Begin

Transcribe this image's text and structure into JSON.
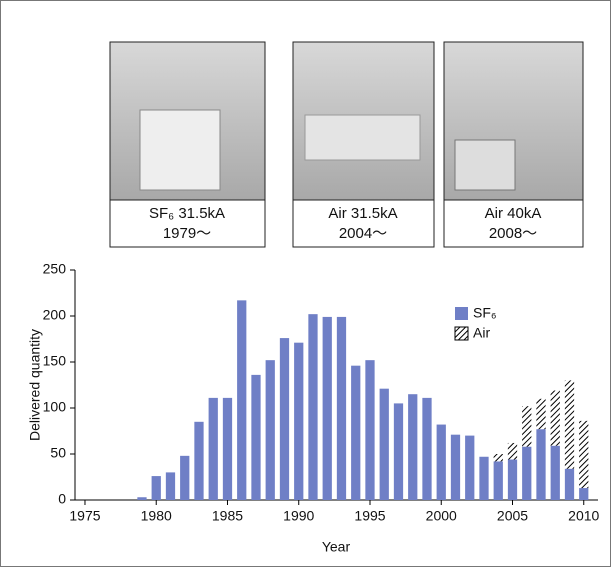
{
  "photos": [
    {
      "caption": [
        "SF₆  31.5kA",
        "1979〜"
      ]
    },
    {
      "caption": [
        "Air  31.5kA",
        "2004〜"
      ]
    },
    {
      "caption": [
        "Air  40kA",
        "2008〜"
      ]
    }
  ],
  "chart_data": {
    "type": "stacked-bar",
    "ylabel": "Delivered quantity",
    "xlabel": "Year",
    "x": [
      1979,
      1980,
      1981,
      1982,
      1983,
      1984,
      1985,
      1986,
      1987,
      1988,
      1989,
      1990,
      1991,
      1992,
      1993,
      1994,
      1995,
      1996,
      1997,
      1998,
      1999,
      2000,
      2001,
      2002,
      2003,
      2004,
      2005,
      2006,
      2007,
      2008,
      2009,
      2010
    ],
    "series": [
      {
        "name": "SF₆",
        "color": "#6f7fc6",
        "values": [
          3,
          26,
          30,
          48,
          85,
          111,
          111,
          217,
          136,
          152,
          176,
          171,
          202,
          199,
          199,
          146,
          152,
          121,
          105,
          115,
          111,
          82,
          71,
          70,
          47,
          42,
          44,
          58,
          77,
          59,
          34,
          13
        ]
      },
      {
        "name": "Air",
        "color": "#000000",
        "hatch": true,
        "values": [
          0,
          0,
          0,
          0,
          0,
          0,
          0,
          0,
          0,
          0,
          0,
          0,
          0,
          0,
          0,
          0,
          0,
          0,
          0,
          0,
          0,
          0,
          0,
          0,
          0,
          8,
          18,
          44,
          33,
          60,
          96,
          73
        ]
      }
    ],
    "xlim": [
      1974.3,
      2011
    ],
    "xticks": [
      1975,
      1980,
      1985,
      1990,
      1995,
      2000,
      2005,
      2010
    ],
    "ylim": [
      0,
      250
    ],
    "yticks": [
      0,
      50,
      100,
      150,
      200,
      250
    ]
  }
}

End
Begin

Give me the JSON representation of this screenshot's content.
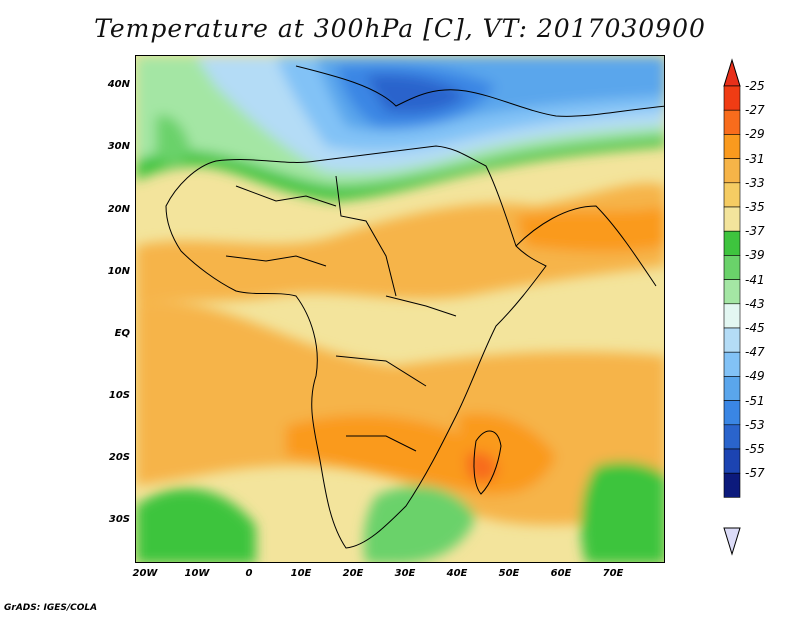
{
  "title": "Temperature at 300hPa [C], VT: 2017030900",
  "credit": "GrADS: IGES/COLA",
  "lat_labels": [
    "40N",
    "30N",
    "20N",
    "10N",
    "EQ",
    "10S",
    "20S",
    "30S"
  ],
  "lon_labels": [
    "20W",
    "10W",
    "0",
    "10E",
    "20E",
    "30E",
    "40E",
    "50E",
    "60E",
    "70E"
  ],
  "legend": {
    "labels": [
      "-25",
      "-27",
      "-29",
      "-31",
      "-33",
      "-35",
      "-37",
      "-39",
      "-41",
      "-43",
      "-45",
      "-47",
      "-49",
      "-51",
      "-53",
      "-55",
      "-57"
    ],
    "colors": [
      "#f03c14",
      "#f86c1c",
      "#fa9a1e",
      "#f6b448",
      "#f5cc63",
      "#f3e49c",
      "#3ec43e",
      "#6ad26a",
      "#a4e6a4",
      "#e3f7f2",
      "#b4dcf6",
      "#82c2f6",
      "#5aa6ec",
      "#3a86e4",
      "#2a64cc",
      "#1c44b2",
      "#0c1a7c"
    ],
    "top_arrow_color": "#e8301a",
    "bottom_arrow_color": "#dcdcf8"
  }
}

End

Do this >> Pick out all the lines with the word "JSON" in them and copy them.

Completed task >>
Transcribe this image's text and structure into JSON.
Give me the JSON representation of this screenshot's content.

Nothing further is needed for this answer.